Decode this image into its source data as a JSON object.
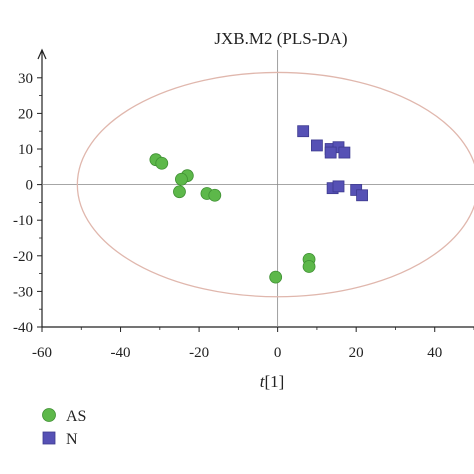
{
  "chart_data": {
    "type": "scatter",
    "title": "JXB.M2 (PLS-DA)",
    "xlabel_italic": "t",
    "xlabel_rest": "[1]",
    "ylabel": "",
    "xlim": [
      -60,
      50
    ],
    "ylim": [
      -40,
      35
    ],
    "xticks": [
      -60,
      -40,
      -20,
      0,
      20,
      40
    ],
    "yticks": [
      -40,
      -30,
      -20,
      -10,
      0,
      10,
      20,
      30
    ],
    "grid": false,
    "legend_position": "bottom-left",
    "ellipse": {
      "center": [
        0,
        0
      ],
      "rx": 51,
      "ry": 31.5,
      "color": "#e0b7ad"
    },
    "series": [
      {
        "name": "AS",
        "marker": "circle",
        "color": "#5db84a",
        "points": [
          [
            -31,
            7
          ],
          [
            -29.5,
            6
          ],
          [
            -23,
            2.5
          ],
          [
            -24.5,
            1.5
          ],
          [
            -25,
            -2
          ],
          [
            -18,
            -2.5
          ],
          [
            -16,
            -3
          ],
          [
            8,
            -21
          ],
          [
            8,
            -23
          ],
          [
            -0.5,
            -26
          ]
        ]
      },
      {
        "name": "N",
        "marker": "square",
        "color": "#5651b5",
        "points": [
          [
            6.5,
            15
          ],
          [
            10,
            11
          ],
          [
            13.5,
            10
          ],
          [
            15.5,
            10.5
          ],
          [
            13.5,
            9
          ],
          [
            17,
            9
          ],
          [
            14,
            -1
          ],
          [
            15.5,
            -0.5
          ],
          [
            20,
            -1.5
          ],
          [
            21.5,
            -3
          ]
        ]
      }
    ]
  }
}
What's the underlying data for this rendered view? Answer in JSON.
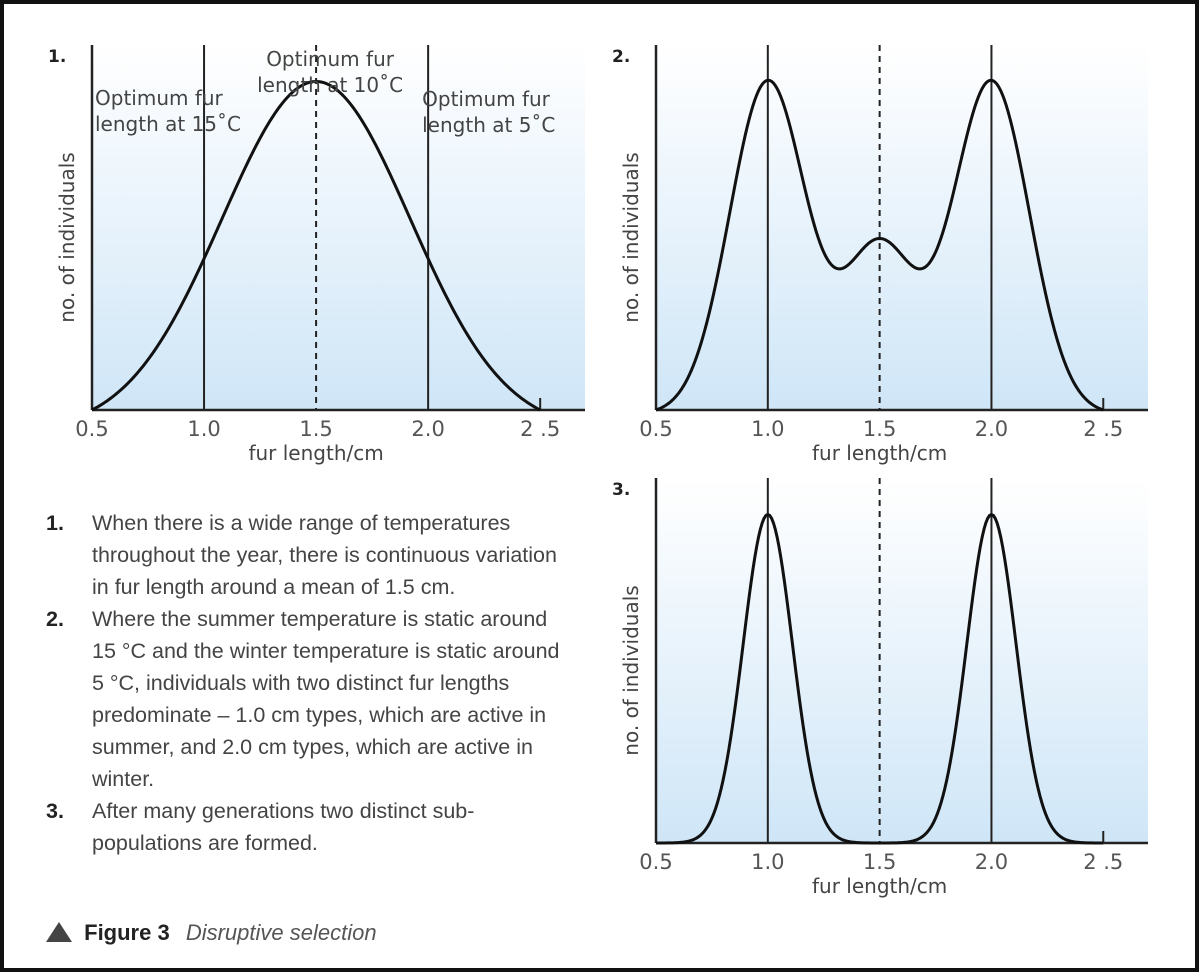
{
  "chart_data": [
    {
      "type": "line",
      "panel": "1.",
      "x": [
        0.5,
        1.0,
        1.5,
        2.0,
        2.5
      ],
      "x_ticks": [
        "0.5",
        "1.0",
        "1.5",
        "2.0",
        "2 .5"
      ],
      "xlabel": "fur length/cm",
      "ylabel": "no. of individuals",
      "xlim": [
        0.5,
        2.7
      ],
      "ylim": [
        0,
        1
      ],
      "curve": {
        "shape": "unimodal",
        "peak": 1.5,
        "sigma": 0.42,
        "height": 0.9
      },
      "markers": [
        {
          "x": 1.0,
          "style": "solid"
        },
        {
          "x": 1.5,
          "style": "dashed"
        },
        {
          "x": 2.0,
          "style": "solid"
        }
      ],
      "annotations": [
        {
          "lines": [
            "Optimum fur",
            "length at 15˚C"
          ],
          "x": 1.0,
          "anchor": "left-of-line"
        },
        {
          "lines": [
            "Optimum fur",
            "length at 10˚C"
          ],
          "x": 1.5,
          "anchor": "above-peak"
        },
        {
          "lines": [
            "Optimum fur",
            "length at 5˚C"
          ],
          "x": 2.0,
          "anchor": "right-of-line"
        }
      ]
    },
    {
      "type": "line",
      "panel": "2.",
      "x": [
        0.5,
        1.0,
        1.5,
        2.0,
        2.5
      ],
      "x_ticks": [
        "0.5",
        "1.0",
        "1.5",
        "2.0",
        "2 .5"
      ],
      "xlabel": "fur length/cm",
      "ylabel": "no. of individuals",
      "xlim": [
        0.5,
        2.7
      ],
      "ylim": [
        0,
        1
      ],
      "curve": {
        "shape": "bimodal",
        "peaks": [
          1.0,
          2.0
        ],
        "sigma": 0.17,
        "height": 0.9,
        "trough_at_1_5": 0.47
      },
      "markers": [
        {
          "x": 1.0,
          "style": "solid"
        },
        {
          "x": 1.5,
          "style": "dashed"
        },
        {
          "x": 2.0,
          "style": "solid"
        }
      ]
    },
    {
      "type": "line",
      "panel": "3.",
      "x": [
        0.5,
        1.0,
        1.5,
        2.0,
        2.5
      ],
      "x_ticks": [
        "0.5",
        "1.0",
        "1.5",
        "2.0",
        "2 .5"
      ],
      "xlabel": "fur length/cm",
      "ylabel": "no. of individuals",
      "xlim": [
        0.5,
        2.7
      ],
      "ylim": [
        0,
        1
      ],
      "curve": {
        "shape": "bimodal-separated",
        "peaks": [
          1.0,
          2.0
        ],
        "sigma": 0.11,
        "height": 0.9,
        "trough_at_1_5": 0.0
      },
      "markers": [
        {
          "x": 1.0,
          "style": "solid"
        },
        {
          "x": 1.5,
          "style": "dashed"
        },
        {
          "x": 2.0,
          "style": "solid"
        }
      ]
    }
  ],
  "notes": [
    {
      "num": "1.",
      "text": "When there is a wide range of temperatures throughout the year, there is continuous variation in fur length around a mean of 1.5 cm."
    },
    {
      "num": "2.",
      "text": "Where the summer temperature is static around 15 °C and the winter temperature is static around 5 °C, individuals with two distinct fur lengths predominate – 1.0 cm types, which are active in summer, and 2.0 cm types, which are active in winter."
    },
    {
      "num": "3.",
      "text": "After many generations two distinct sub-populations are formed."
    }
  ],
  "caption": {
    "label": "Figure 3",
    "title": "Disruptive selection"
  },
  "colors": {
    "plot_bg_top": "#ffffff",
    "plot_bg_bottom": "#cfe6f7",
    "curve": "#111111",
    "axis": "#222222",
    "text": "#444444"
  }
}
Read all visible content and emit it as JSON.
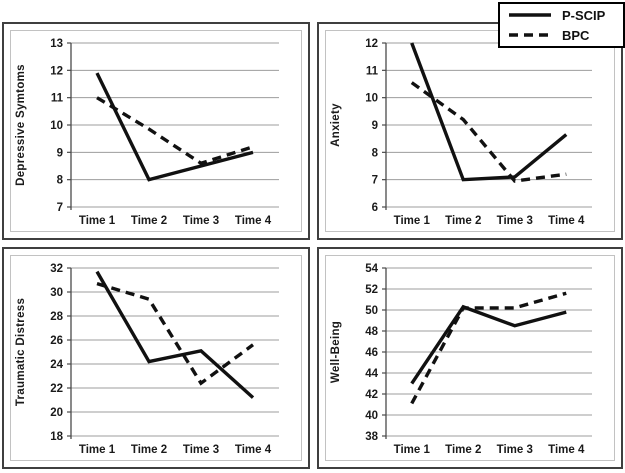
{
  "legend": {
    "entries": [
      {
        "label": "P-SCIP",
        "line_style": "solid"
      },
      {
        "label": "BPC",
        "line_style": "dashed"
      }
    ]
  },
  "colors": {
    "line": "#111111",
    "grid": "#9d9d9d",
    "axis": "#4a4a4a",
    "text": "#1a1a1a",
    "panel_border": "#3f3f3f",
    "inner_border": "#c2c2c2",
    "legend_border": "#000000",
    "background": "#ffffff"
  },
  "chart_data": [
    {
      "type": "line",
      "title": "",
      "ylabel": "Depressive Symtoms",
      "xlabel": "",
      "categories": [
        "Time 1",
        "Time 2",
        "Time 3",
        "Time 4"
      ],
      "ylim": [
        7,
        13
      ],
      "yticks": [
        7,
        8,
        9,
        10,
        11,
        12,
        13
      ],
      "grid": true,
      "legend_position": "figure-top-right",
      "series": [
        {
          "name": "P-SCIP",
          "style": "solid",
          "values": [
            11.9,
            8.0,
            8.5,
            9.0
          ]
        },
        {
          "name": "BPC",
          "style": "dashed",
          "values": [
            11.0,
            9.85,
            8.6,
            9.2
          ]
        }
      ]
    },
    {
      "type": "line",
      "title": "",
      "ylabel": "Anxiety",
      "xlabel": "",
      "categories": [
        "Time 1",
        "Time 2",
        "Time 3",
        "Time 4"
      ],
      "ylim": [
        6,
        12
      ],
      "yticks": [
        6,
        7,
        8,
        9,
        10,
        11,
        12
      ],
      "grid": true,
      "series": [
        {
          "name": "P-SCIP",
          "style": "solid",
          "values": [
            12.0,
            7.0,
            7.1,
            8.65
          ]
        },
        {
          "name": "BPC",
          "style": "dashed",
          "values": [
            10.55,
            9.2,
            6.95,
            7.2
          ]
        }
      ]
    },
    {
      "type": "line",
      "title": "",
      "ylabel": "Traumatic Distress",
      "xlabel": "",
      "categories": [
        "Time 1",
        "Time 2",
        "Time 3",
        "Time 4"
      ],
      "ylim": [
        18,
        32
      ],
      "yticks": [
        18,
        20,
        22,
        24,
        26,
        28,
        30,
        32
      ],
      "grid": true,
      "series": [
        {
          "name": "P-SCIP",
          "style": "solid",
          "values": [
            31.7,
            24.2,
            25.1,
            21.2
          ]
        },
        {
          "name": "BPC",
          "style": "dashed",
          "values": [
            30.7,
            29.4,
            22.4,
            25.6
          ]
        }
      ]
    },
    {
      "type": "line",
      "title": "",
      "ylabel": "Well-Being",
      "xlabel": "",
      "categories": [
        "Time 1",
        "Time 2",
        "Time 3",
        "Time 4"
      ],
      "ylim": [
        38,
        54
      ],
      "yticks": [
        38,
        40,
        42,
        44,
        46,
        48,
        50,
        52,
        54
      ],
      "grid": true,
      "series": [
        {
          "name": "P-SCIP",
          "style": "solid",
          "values": [
            43.0,
            50.3,
            48.5,
            49.8
          ]
        },
        {
          "name": "BPC",
          "style": "dashed",
          "values": [
            41.1,
            50.2,
            50.2,
            51.6
          ]
        }
      ]
    }
  ]
}
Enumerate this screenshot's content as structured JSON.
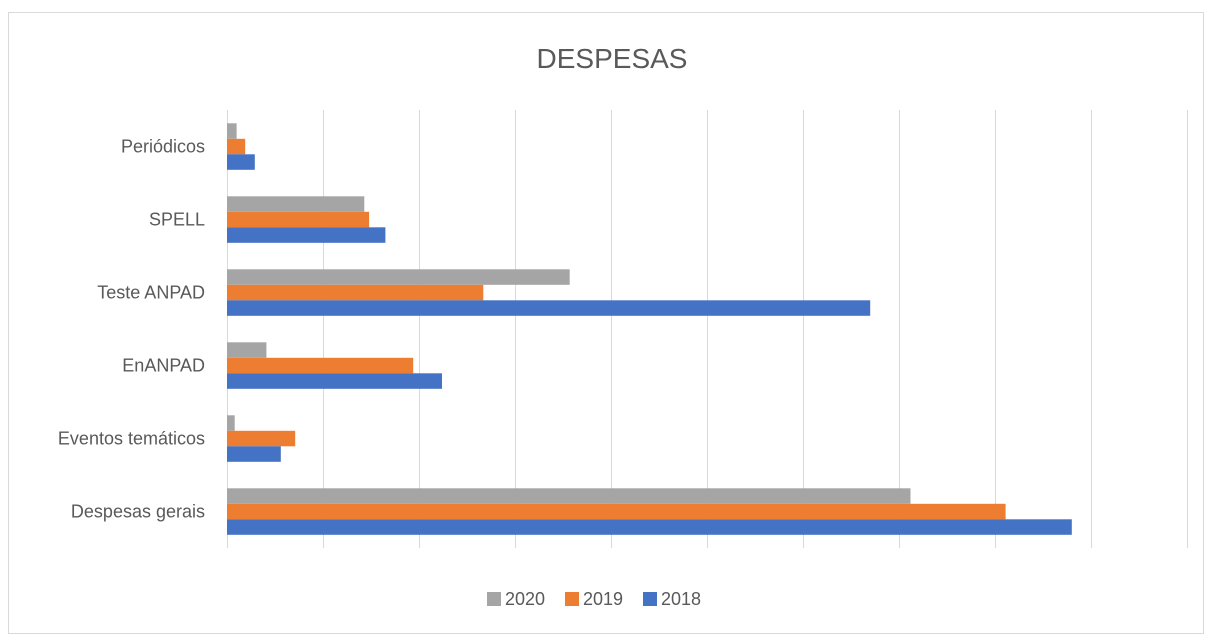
{
  "chart_data": {
    "type": "bar",
    "orientation": "horizontal",
    "title": "DESPESAS",
    "categories": [
      "Periódicos",
      "SPELL",
      "Teste ANPAD",
      "EnANPAD",
      "Eventos temáticos",
      "Despesas gerais"
    ],
    "series": [
      {
        "name": "2020",
        "color": "#a5a5a5",
        "values": [
          1,
          14.3,
          35.7,
          4.1,
          0.8,
          71.2
        ]
      },
      {
        "name": "2019",
        "color": "#ed7d31",
        "values": [
          1.9,
          14.8,
          26.7,
          19.4,
          7.1,
          81.1
        ]
      },
      {
        "name": "2018",
        "color": "#4472c4",
        "values": [
          2.9,
          16.5,
          67,
          22.4,
          5.6,
          88
        ]
      }
    ],
    "xlim": [
      0,
      100
    ],
    "grid": true,
    "legend": "bottom"
  }
}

▸ **Exercise task**: Check each line above for the word "shape" and copy the ones that have it.

▸ **Final result**:
        "shape": "unimodal",
        "shape": "bimodal",
        "shape": "bimodal-separated",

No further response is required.